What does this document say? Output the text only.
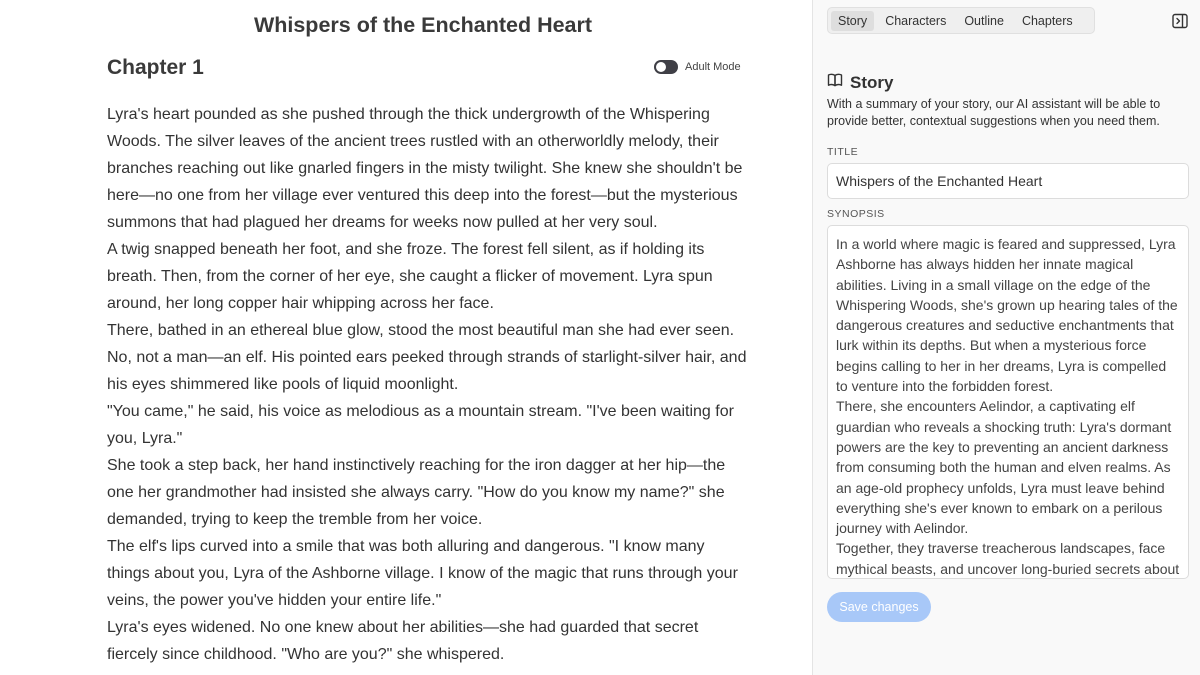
Whispers of the Enchanted Heart
Chapter 1	Adult Mode

Lyra's heart pounded as she pushed through the thick undergrowth of the Whispering Woods. The silver leaves of the ancient trees rustled with an otherworldly melody, their branches reaching out like gnarled fingers in the misty twilight. She knew she shouldn't be here—no one from her village ever ventured this deep into the forest—but the mysterious summons that had plagued her dreams for weeks now pulled at her very soul.

A twig snapped beneath her foot, and she froze. The forest fell silent, as if holding its breath. Then, from the corner of her eye, she caught a flicker of movement. Lyra spun around, her long copper hair whipping across her face.

There, bathed in an ethereal blue glow, stood the most beautiful man she had ever seen. No, not a man—an elf. His pointed ears peeked through strands of starlight-silver hair, and his eyes shimmered like pools of liquid moonlight.

"You came," he said, his voice as melodious as a mountain stream. "I've been waiting for you, Lyra."

She took a step back, her hand instinctively reaching for the iron dagger at her hip—the one her grandmother had insisted she always carry. "How do you know my name?" she demanded, trying to keep the tremble from her voice.

The elf's lips curved into a smile that was both alluring and dangerous. "I know many things about you, Lyra of the Ashborne village. I know of the magic that runs through your veins, the power you've hidden your entire life."

Lyra's eyes widened. No one knew about her abilities—she had guarded that secret fiercely since childhood. "Who are you?" she whispered.

Story	Characters	Outline	Chapters
Story
With a summary of your story, our AI assistant will be able to provide better, contextual suggestions when you need them.
TITLE
Whispers of the Enchanted Heart
SYNOPSIS

In a world where magic is feared and suppressed, Lyra Ashborne has always hidden her innate magical abilities. Living in a small village on the edge of the Whispering Woods, she's grown up hearing tales of the dangerous creatures and seductive enchantments that lurk within its depths. But when a mysterious force begins calling to her in her dreams, Lyra is compelled to venture into the forbidden forest.

There, she encounters Aelindor, a captivating elf guardian who reveals a shocking truth: Lyra's dormant powers are the key to preventing an ancient darkness from consuming both the human and elven realms. As an age-old prophecy unfolds, Lyra must leave behind everything she's ever known to embark on a perilous journey with Aelindor.

Together, they traverse treacherous landscapes, face mythical beasts, and uncover long-buried secrets about

Save changes
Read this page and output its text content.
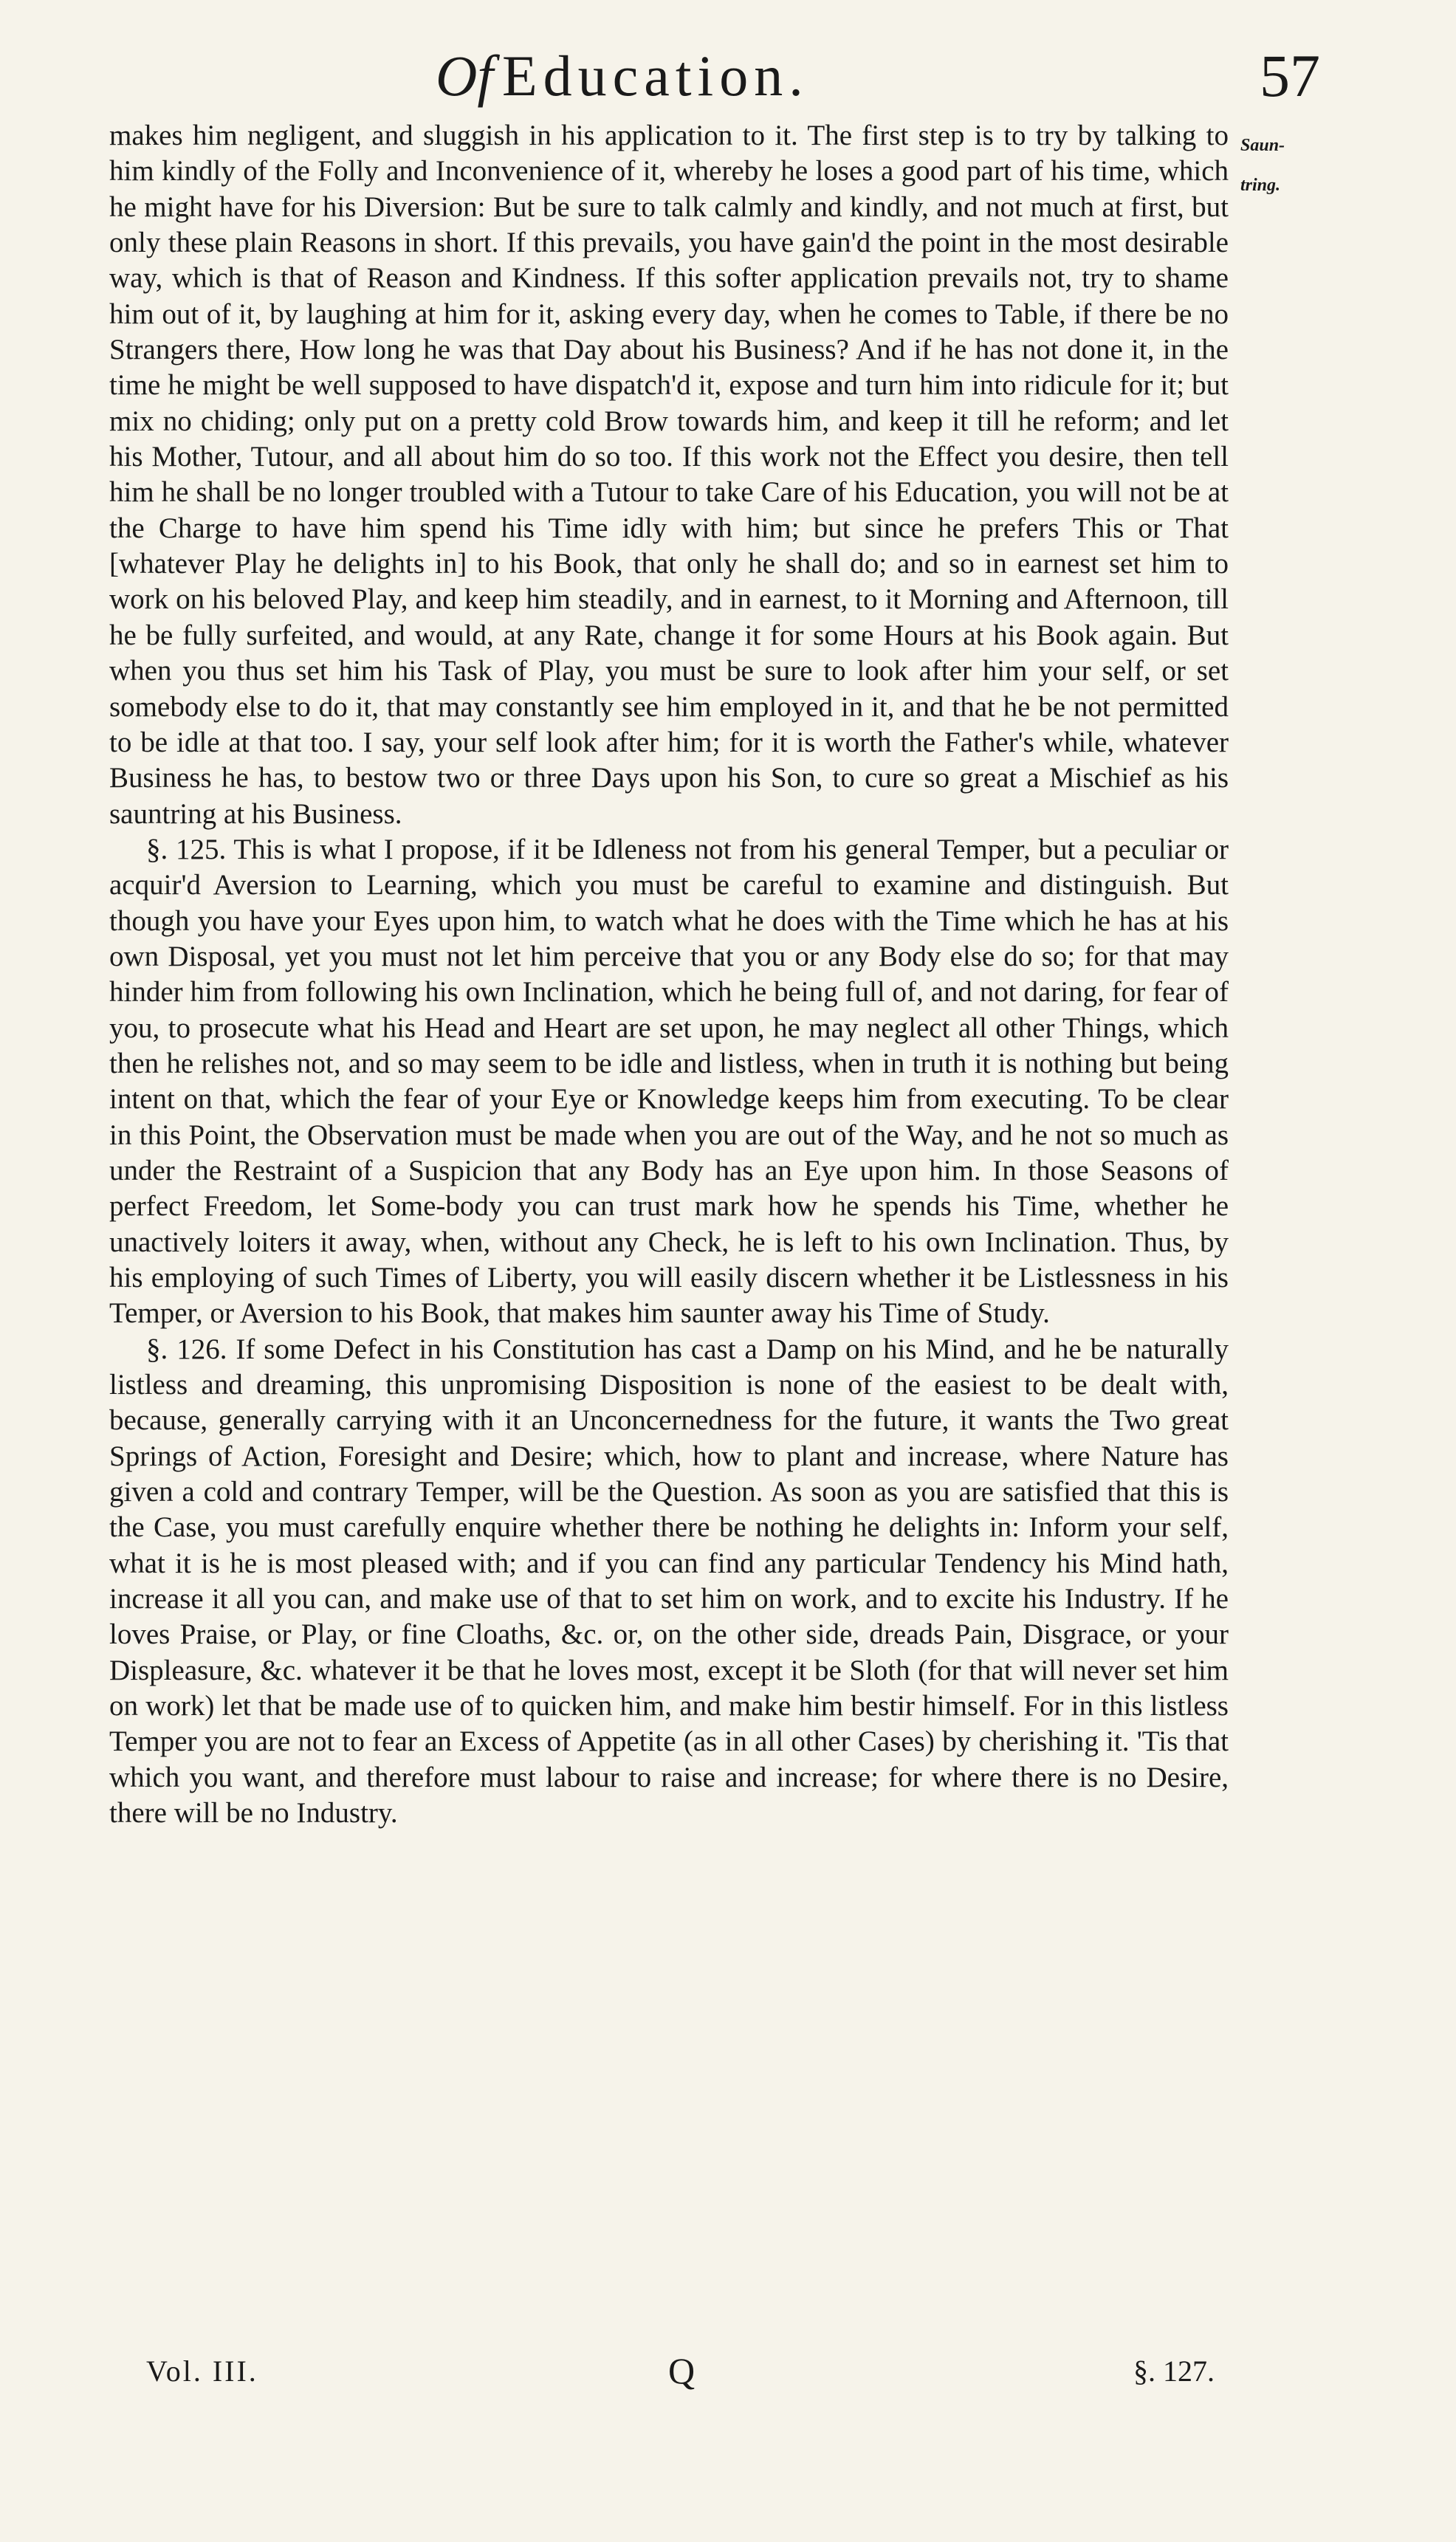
Of Education.	57
Saun-tring.

makes him negligent, and sluggish in his application to it. The first step is to try by talking to him kindly of the Folly and Inconvenience of it, whereby he loses a good part of his time, which he might have for his Diversion: But be sure to talk calmly and kindly, and not much at first, but only these plain Reasons in short. If this prevails, you have gain'd the point in the most desirable way, which is that of Reason and Kindness. If this softer application prevails not, try to shame him out of it, by laughing at him for it, asking every day, when he comes to Table, if there be no Strangers there, How long he was that Day about his Business? And if he has not done it, in the time he might be well supposed to have dispatch'd it, expose and turn him into ridicule for it; but mix no chiding; only put on a pretty cold Brow towards him, and keep it till he reform; and let his Mother, Tutour, and all about him do so too. If this work not the Effect you desire, then tell him he shall be no longer troubled with a Tutour to take Care of his Education, you will not be at the Charge to have him spend his Time idly with him; but since he prefers This or That [whatever Play he delights in] to his Book, that only he shall do; and so in earnest set him to work on his beloved Play, and keep him steadily, and in earnest, to it Morning and Afternoon, till he be fully surfeited, and would, at any Rate, change it for some Hours at his Book again. But when you thus set him his Task of Play, you must be sure to look after him your self, or set somebody else to do it, that may constantly see him employed in it, and that he be not permitted to be idle at that too. I say, your self look after him; for it is worth the Father's while, whatever Business he has, to bestow two or three Days upon his Son, to cure so great a Mischief as his sauntring at his Business.

§. 125. This is what I propose, if it be Idleness not from his general Temper, but a peculiar or acquir'd Aversion to Learning, which you must be careful to examine and distinguish. But though you have your Eyes upon him, to watch what he does with the Time which he has at his own Disposal, yet you must not let him perceive that you or any Body else do so; for that may hinder him from following his own Inclination, which he being full of, and not daring, for fear of you, to prosecute what his Head and Heart are set upon, he may neglect all other Things, which then he relishes not, and so may seem to be idle and listless, when in truth it is nothing but being intent on that, which the fear of your Eye or Knowledge keeps him from executing. To be clear in this Point, the Observation must be made when you are out of the Way, and he not so much as under the Restraint of a Suspicion that any Body has an Eye upon him. In those Seasons of perfect Freedom, let Some-body you can trust mark how he spends his Time, whether he unactively loiters it away, when, without any Check, he is left to his own Inclination. Thus, by his employing of such Times of Liberty, you will easily discern whether it be Listlessness in his Temper, or Aversion to his Book, that makes him saunter away his Time of Study.

§. 126. If some Defect in his Constitution has cast a Damp on his Mind, and he be naturally listless and dreaming, this unpromising Disposition is none of the easiest to be dealt with, because, generally carrying with it an Unconcernedness for the future, it wants the Two great Springs of Action, Foresight and Desire; which, how to plant and increase, where Nature has given a cold and contrary Temper, will be the Question. As soon as you are satisfied that this is the Case, you must carefully enquire whether there be nothing he delights in: Inform your self, what it is he is most pleased with; and if you can find any particular Tendency his Mind hath, increase it all you can, and make use of that to set him on work, and to excite his Industry. If he loves Praise, or Play, or fine Cloaths, &c. or, on the other side, dreads Pain, Disgrace, or your Displeasure, &c. whatever it be that he loves most, except it be Sloth (for that will never set him on work) let that be made use of to quicken him, and make him bestir himself. For in this listless Temper you are not to fear an Excess of Appetite (as in all other Cases) by cherishing it. 'Tis that which you want, and therefore must labour to raise and increase; for where there is no Desire, there will be no Industry.

Vol. III.	Q	§. 127.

# # # #

THE PROBLEM: Scan the listing above. Collect all lines with the word "dreams".

SOLUTION TO THIS TASK:
Lyra's heart pounded as she pushed through the thick undergrowth of the Whispering Woods. The silver leaves of the ancient trees rustled with an otherworldly melody, their branches reaching out like gnarled fingers in the misty twilight. She knew she shouldn't be here—no one from her village ever ventured this deep into the forest—but the mysterious summons that had plagued her dreams for weeks now pulled at her very soul.
In a world where magic is feared and suppressed, Lyra Ashborne has always hidden her innate magical abilities. Living in a small village on the edge of the Whispering Woods, she's grown up hearing tales of the dangerous creatures and seductive enchantments that lurk within its depths. But when a mysterious force begins calling to her in her dreams, Lyra is compelled to venture into the forbidden forest.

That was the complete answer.